**DATA FOR THE TASK:**

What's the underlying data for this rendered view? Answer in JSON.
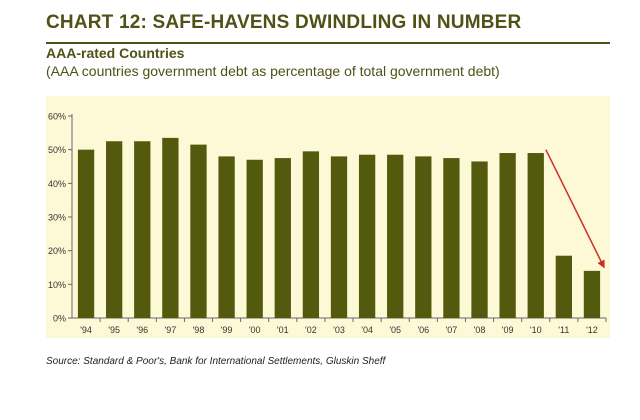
{
  "header": {
    "title": "CHART 12: SAFE-HAVENS DWINDLING IN NUMBER",
    "subtitle": "AAA-rated Countries",
    "description": "(AAA countries government debt as percentage of total government debt)"
  },
  "footer": {
    "source": "Source: Standard & Poor's, Bank for International Settlements, Gluskin Sheff"
  },
  "colors": {
    "bar": "#535a0e",
    "plot_bg": "#fdf9d6",
    "arrow": "#c9302c",
    "axis": "#666666"
  },
  "chart_data": {
    "type": "bar",
    "categories": [
      "'94",
      "'95",
      "'96",
      "'97",
      "'98",
      "'99",
      "'00",
      "'01",
      "'02",
      "'03",
      "'04",
      "'05",
      "'06",
      "'07",
      "'08",
      "'09",
      "'10",
      "'11",
      "'12"
    ],
    "values": [
      50,
      52.5,
      52.5,
      53.5,
      51.5,
      48,
      47,
      47.5,
      49.5,
      48,
      48.5,
      48.5,
      48,
      47.5,
      46.5,
      49,
      49,
      18.5,
      14
    ],
    "ylim": [
      0,
      60
    ],
    "yticks": [
      "0%",
      "10%",
      "20%",
      "30%",
      "40%",
      "50%",
      "60%"
    ],
    "ytick_values": [
      0,
      10,
      20,
      30,
      40,
      50,
      60
    ],
    "annotation": {
      "type": "arrow",
      "from_category": "'10",
      "from_value": 50,
      "to_category": "'12",
      "to_value": 15
    },
    "grid": false
  }
}
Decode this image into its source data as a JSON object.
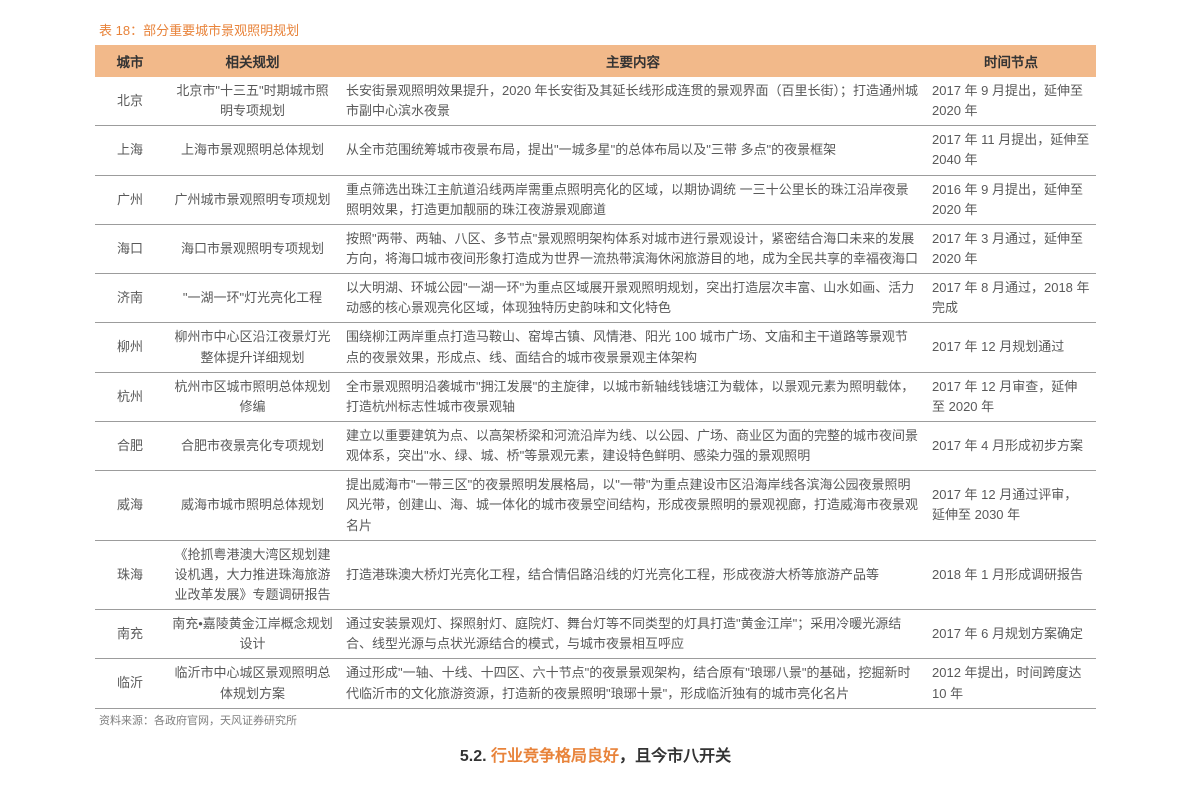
{
  "title": "表 18：部分重要城市景观照明规划",
  "columns": [
    "城市",
    "相关规划",
    "主要内容",
    "时间节点"
  ],
  "rows": [
    {
      "city": "北京",
      "plan": "北京市\"十三五\"时期城市照明专项规划",
      "content": "长安街景观照明效果提升，2020 年长安街及其延长线形成连贯的景观界面（百里长街）；打造通州城市副中心滨水夜景",
      "time": "2017 年 9 月提出，延伸至 2020 年"
    },
    {
      "city": "上海",
      "plan": "上海市景观照明总体规划",
      "content": "从全市范围统筹城市夜景布局，提出\"一城多星\"的总体布局以及\"三带  多点\"的夜景框架",
      "time": "2017 年 11 月提出，延伸至 2040 年"
    },
    {
      "city": "广州",
      "plan": "广州城市景观照明专项规划",
      "content": "重点筛选出珠江主航道沿线两岸需重点照明亮化的区域，以期协调统  一三十公里长的珠江沿岸夜景照明效果，打造更加靓丽的珠江夜游景观廊道",
      "time": "2016 年 9 月提出，延伸至 2020 年"
    },
    {
      "city": "海口",
      "plan": "海口市景观照明专项规划",
      "content": "按照\"两带、两轴、八区、多节点\"景观照明架构体系对城市进行景观设计，紧密结合海口未来的发展方向，将海口城市夜间形象打造成为世界一流热带滨海休闲旅游目的地，成为全民共享的幸福夜海口",
      "time": "2017 年 3 月通过，延伸至 2020 年"
    },
    {
      "city": "济南",
      "plan": "\"一湖一环\"灯光亮化工程",
      "content": "以大明湖、环城公园\"一湖一环\"为重点区域展开景观照明规划，突出打造层次丰富、山水如画、活力动感的核心景观亮化区域，体现独特历史韵味和文化特色",
      "time": "2017 年 8 月通过，2018 年完成"
    },
    {
      "city": "柳州",
      "plan": "柳州市中心区沿江夜景灯光整体提升详细规划",
      "content": "围绕柳江两岸重点打造马鞍山、窑埠古镇、风情港、阳光 100 城市广场、文庙和主干道路等景观节点的夜景效果，形成点、线、面结合的城市夜景景观主体架构",
      "time": "2017 年 12 月规划通过"
    },
    {
      "city": "杭州",
      "plan": "杭州市区城市照明总体规划修编",
      "content": "全市景观照明沿袭城市\"拥江发展\"的主旋律，以城市新轴线钱塘江为载体，以景观元素为照明载体，打造杭州标志性城市夜景观轴",
      "time": "2017 年 12 月审查，延伸至 2020 年"
    },
    {
      "city": "合肥",
      "plan": "合肥市夜景亮化专项规划",
      "content": "建立以重要建筑为点、以高架桥梁和河流沿岸为线、以公园、广场、商业区为面的完整的城市夜间景观体系，突出\"水、绿、城、桥\"等景观元素，建设特色鲜明、感染力强的景观照明",
      "time": "2017 年 4 月形成初步方案"
    },
    {
      "city": "威海",
      "plan": "威海市城市照明总体规划",
      "content": "提出威海市\"一带三区\"的夜景照明发展格局，以\"一带\"为重点建设市区沿海岸线各滨海公园夜景照明风光带，创建山、海、城一体化的城市夜景空间结构，形成夜景照明的景观视廊，打造威海市夜景观名片",
      "time": "2017 年 12 月通过评审，延伸至 2030 年"
    },
    {
      "city": "珠海",
      "plan": "《抢抓粤港澳大湾区规划建设机遇，大力推进珠海旅游业改革发展》专题调研报告",
      "content": "打造港珠澳大桥灯光亮化工程，结合情侣路沿线的灯光亮化工程，形成夜游大桥等旅游产品等",
      "time": "2018 年 1 月形成调研报告"
    },
    {
      "city": "南充",
      "plan": "南充•嘉陵黄金江岸概念规划设计",
      "content": "通过安装景观灯、探照射灯、庭院灯、舞台灯等不同类型的灯具打造\"黄金江岸\"；采用冷暖光源结合、线型光源与点状光源结合的模式，与城市夜景相互呼应",
      "time": "2017 年 6 月规划方案确定"
    },
    {
      "city": "临沂",
      "plan": "临沂市中心城区景观照明总体规划方案",
      "content": "通过形成\"一轴、十线、十四区、六十节点\"的夜景景观架构，结合原有\"琅琊八景\"的基础，挖掘新时代临沂市的文化旅游资源，打造新的夜景照明\"琅琊十景\"，形成临沂独有的城市亮化名片",
      "time": "2012 年提出，时间跨度达 10 年"
    }
  ],
  "source": "资料来源：各政府官网，天风证券研究所",
  "footer": {
    "num": "5.2.",
    "part_a": "行业竞争格局良好",
    "sep": "，",
    "part_b": "且今市八开关"
  },
  "colors": {
    "accent": "#e8833a",
    "header_bg": "#f2b98a",
    "text": "#595959",
    "border": "#9c9c9c"
  }
}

**CHALLENGE:**
Give back the entries verbatim. Do not include any picture.

**TASK ANSWER:**
What's the underlying data for this rendered view? Answer in JSON.
{
  "header": {
    "title": "CHART 12: SAFE-HAVENS DWINDLING IN NUMBER",
    "subtitle": "AAA-rated Countries",
    "description": "(AAA countries government debt as percentage of total government debt)"
  },
  "footer": {
    "source": "Source: Standard & Poor's, Bank for International Settlements, Gluskin Sheff"
  },
  "colors": {
    "bar": "#535a0e",
    "plot_bg": "#fdf9d6",
    "arrow": "#c9302c",
    "axis": "#666666"
  },
  "chart_data": {
    "type": "bar",
    "categories": [
      "'94",
      "'95",
      "'96",
      "'97",
      "'98",
      "'99",
      "'00",
      "'01",
      "'02",
      "'03",
      "'04",
      "'05",
      "'06",
      "'07",
      "'08",
      "'09",
      "'10",
      "'11",
      "'12"
    ],
    "values": [
      50,
      52.5,
      52.5,
      53.5,
      51.5,
      48,
      47,
      47.5,
      49.5,
      48,
      48.5,
      48.5,
      48,
      47.5,
      46.5,
      49,
      49,
      18.5,
      14
    ],
    "ylim": [
      0,
      60
    ],
    "yticks": [
      "0%",
      "10%",
      "20%",
      "30%",
      "40%",
      "50%",
      "60%"
    ],
    "ytick_values": [
      0,
      10,
      20,
      30,
      40,
      50,
      60
    ],
    "annotation": {
      "type": "arrow",
      "from_category": "'10",
      "from_value": 50,
      "to_category": "'12",
      "to_value": 15
    },
    "grid": false
  }
}
Decode this image into its source data as a JSON object.
{
  "title": "表 18：部分重要城市景观照明规划",
  "columns": [
    "城市",
    "相关规划",
    "主要内容",
    "时间节点"
  ],
  "rows": [
    {
      "city": "北京",
      "plan": "北京市\"十三五\"时期城市照明专项规划",
      "content": "长安街景观照明效果提升，2020 年长安街及其延长线形成连贯的景观界面（百里长街）；打造通州城市副中心滨水夜景",
      "time": "2017 年 9 月提出，延伸至 2020 年"
    },
    {
      "city": "上海",
      "plan": "上海市景观照明总体规划",
      "content": "从全市范围统筹城市夜景布局，提出\"一城多星\"的总体布局以及\"三带  多点\"的夜景框架",
      "time": "2017 年 11 月提出，延伸至 2040 年"
    },
    {
      "city": "广州",
      "plan": "广州城市景观照明专项规划",
      "content": "重点筛选出珠江主航道沿线两岸需重点照明亮化的区域，以期协调统  一三十公里长的珠江沿岸夜景照明效果，打造更加靓丽的珠江夜游景观廊道",
      "time": "2016 年 9 月提出，延伸至 2020 年"
    },
    {
      "city": "海口",
      "plan": "海口市景观照明专项规划",
      "content": "按照\"两带、两轴、八区、多节点\"景观照明架构体系对城市进行景观设计，紧密结合海口未来的发展方向，将海口城市夜间形象打造成为世界一流热带滨海休闲旅游目的地，成为全民共享的幸福夜海口",
      "time": "2017 年 3 月通过，延伸至 2020 年"
    },
    {
      "city": "济南",
      "plan": "\"一湖一环\"灯光亮化工程",
      "content": "以大明湖、环城公园\"一湖一环\"为重点区域展开景观照明规划，突出打造层次丰富、山水如画、活力动感的核心景观亮化区域，体现独特历史韵味和文化特色",
      "time": "2017 年 8 月通过，2018 年完成"
    },
    {
      "city": "柳州",
      "plan": "柳州市中心区沿江夜景灯光整体提升详细规划",
      "content": "围绕柳江两岸重点打造马鞍山、窑埠古镇、风情港、阳光 100 城市广场、文庙和主干道路等景观节点的夜景效果，形成点、线、面结合的城市夜景景观主体架构",
      "time": "2017 年 12 月规划通过"
    },
    {
      "city": "杭州",
      "plan": "杭州市区城市照明总体规划修编",
      "content": "全市景观照明沿袭城市\"拥江发展\"的主旋律，以城市新轴线钱塘江为载体，以景观元素为照明载体，打造杭州标志性城市夜景观轴",
      "time": "2017 年 12 月审查，延伸至 2020 年"
    },
    {
      "city": "合肥",
      "plan": "合肥市夜景亮化专项规划",
      "content": "建立以重要建筑为点、以高架桥梁和河流沿岸为线、以公园、广场、商业区为面的完整的城市夜间景观体系，突出\"水、绿、城、桥\"等景观元素，建设特色鲜明、感染力强的景观照明",
      "time": "2017 年 4 月形成初步方案"
    },
    {
      "city": "威海",
      "plan": "威海市城市照明总体规划",
      "content": "提出威海市\"一带三区\"的夜景照明发展格局，以\"一带\"为重点建设市区沿海岸线各滨海公园夜景照明风光带，创建山、海、城一体化的城市夜景空间结构，形成夜景照明的景观视廊，打造威海市夜景观名片",
      "time": "2017 年 12 月通过评审，延伸至 2030 年"
    },
    {
      "city": "珠海",
      "plan": "《抢抓粤港澳大湾区规划建设机遇，大力推进珠海旅游业改革发展》专题调研报告",
      "content": "打造港珠澳大桥灯光亮化工程，结合情侣路沿线的灯光亮化工程，形成夜游大桥等旅游产品等",
      "time": "2018 年 1 月形成调研报告"
    },
    {
      "city": "南充",
      "plan": "南充•嘉陵黄金江岸概念规划设计",
      "content": "通过安装景观灯、探照射灯、庭院灯、舞台灯等不同类型的灯具打造\"黄金江岸\"；采用冷暖光源结合、线型光源与点状光源结合的模式，与城市夜景相互呼应",
      "time": "2017 年 6 月规划方案确定"
    },
    {
      "city": "临沂",
      "plan": "临沂市中心城区景观照明总体规划方案",
      "content": "通过形成\"一轴、十线、十四区、六十节点\"的夜景景观架构，结合原有\"琅琊八景\"的基础，挖掘新时代临沂市的文化旅游资源，打造新的夜景照明\"琅琊十景\"，形成临沂独有的城市亮化名片",
      "time": "2012 年提出，时间跨度达 10 年"
    }
  ],
  "source": "资料来源：各政府官网，天风证券研究所",
  "footer": {
    "num": "5.2.",
    "part_a": "行业竞争格局良好",
    "sep": "，",
    "part_b": "且今市八开关"
  },
  "colors": {
    "accent": "#e8833a",
    "header_bg": "#f2b98a",
    "text": "#595959",
    "border": "#9c9c9c"
  }
}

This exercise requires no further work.